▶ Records
"""
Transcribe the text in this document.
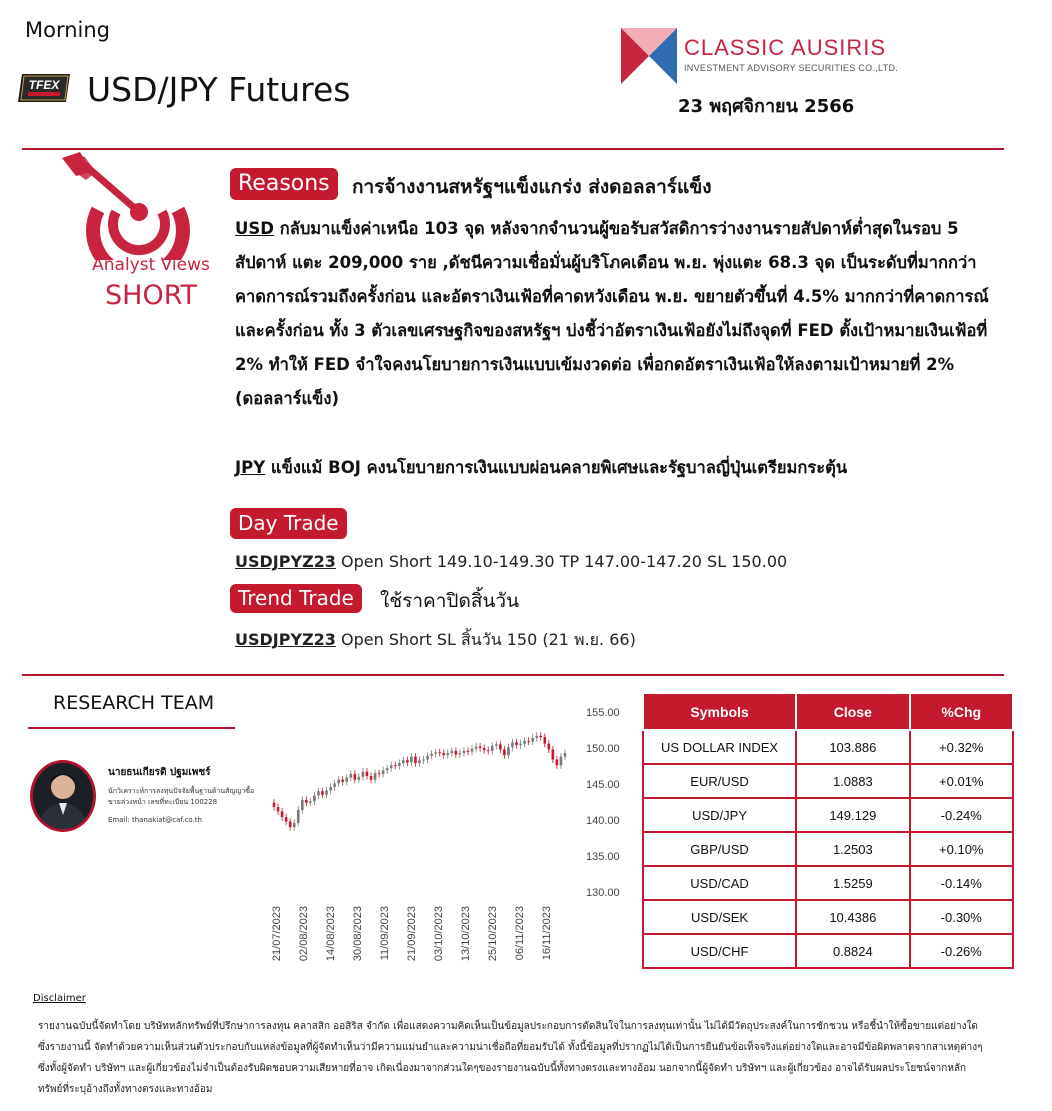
Morning
TFEX USD/JPY Futures
CLASSIC AUSIRIS
INVESTMENT ADVISORY SECURITIES CO.,LTD.
23 พฤศจิกายน 2566
Analyst Views
SHORT
Reasons	การจ้างงานสหรัฐฯแข็งแกร่ง ส่งดอลลาร์แข็ง
USD กลับมาแข็งค่าเหนือ 103 จุด หลังจากจำนวนผู้ขอรับสวัสดิการว่างงานรายสัปดาห์ต่ำสุดในรอบ 5 สัปดาห์ แตะ 209,000 ราย ,ดัชนีความเชื่อมั่นผู้บริโภคเดือน พ.ย. พุ่งแตะ 68.3 จุด เป็นระดับที่มากกว่าคาดการณ์รวมถึงครั้งก่อน และอัตราเงินเฟ้อที่คาดหวังเดือน พ.ย. ขยายตัวขึ้นที่ 4.5% มากกว่าที่คาดการณ์และครั้งก่อน ทั้ง 3 ตัวเลขเศรษฐกิจของสหรัฐฯ บ่งชี้ว่าอัตราเงินเฟ้อยังไม่ถึงจุดที่ FED ตั้งเป้าหมายเงินเฟ้อที่ 2% ทำให้ FED จำใจคงนโยบายการเงินแบบเข้มงวดต่อ เพื่อกดอัตราเงินเฟ้อให้ลงตามเป้าหมายที่ 2% (ดอลลาร์แข็ง)
JPY แข็งแม้ BOJ คงนโยบายการเงินแบบผ่อนคลายพิเศษและรัฐบาลญี่ปุ่นเตรียมกระตุ้น
Day Trade
USDJPYZ23 Open Short 149.10-149.30 TP 147.00-147.20 SL 150.00
Trend Trade	ใช้ราคาปิดสิ้นวัน
USDJPYZ23 Open Short SL สิ้นวัน 150 (21 พ.ย. 66)
RESEARCH TEAM
นายธนเกียรติ ปฐมเพชร์
นักวิเคราะห์การลงทุนปัจจัยพื้นฐานด้านสัญญาซื้อขายล่วงหน้า เลขที่ทะเบียน 100228
Email: thanakiat@caf.co.th
155.00
150.00
145.00
140.00
135.00
130.00
21/07/2023 02/08/2023 14/08/2023 30/08/2023 11/09/2023 21/09/2023 03/10/2023 13/10/2023 25/10/2023 06/11/2023 16/11/2023
Symbols	Close	%Chg
US DOLLAR INDEX	103.886	+0.32%
EUR/USD	1.0883	+0.01%
USD/JPY	149.129	-0.24%
GBP/USD	1.2503	+0.10%
USD/CAD	1.5259	-0.14%
USD/SEK	10.4386	-0.30%
USD/CHF	0.8824	-0.26%
Disclaimer
รายงานฉบับนี้จัดทำโดย บริษัทหลักทรัพย์ที่ปรึกษาการลงทุน คลาสสิก ออสิริส จำกัด เพื่อแสดงความคิดเห็นเป็นข้อมูลประกอบการตัดสินใจในการลงทุนเท่านั้น ไม่ได้มีวัตถุประสงค์ในการชักชวน หรือชี้นำให้ซื้อขายแต่อย่างใด ซึ่งรายงานนี้ จัดทำด้วยความเห็นส่วนตัวประกอบกับแหล่งข้อมูลที่ผู้จัดทำเห็นว่ามีความแม่นยำและความน่าเชื่อถือที่ยอมรับได้ ทั้งนี้ข้อมูลที่ปรากฏไม่ได้เป็นการยืนยันข้อเท็จจริงแต่อย่างใดและอาจมีข้อผิดพลาดจากสาเหตุต่างๆ ซึ่งทั้งผู้จัดทำ บริษัทฯ และผู้เกี่ยวข้องไม่จำเป็นต้องรับผิดชอบความเสียหายที่อาจ เกิดเนื่องมาจากส่วนใดๆของรายงานฉบับนี้ทั้งทางตรงและทางอ้อม นอกจากนี้ผู้จัดทำ บริษัทฯ และผู้เกี่ยวข้อง อาจได้รับผลประโยชน์จากหลักทรัพย์ที่ระบุอ้างถึงทั้งทางตรงและทางอ้อม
"""
▶ What is needed
Show every line where the string "Open" appears.

▶ Task response
USDJPYZ23 Open Short 149.10-149.30 TP 147.00-147.20 SL 150.00
USDJPYZ23 Open Short SL สิ้นวัน 150 (21 พ.ย. 66)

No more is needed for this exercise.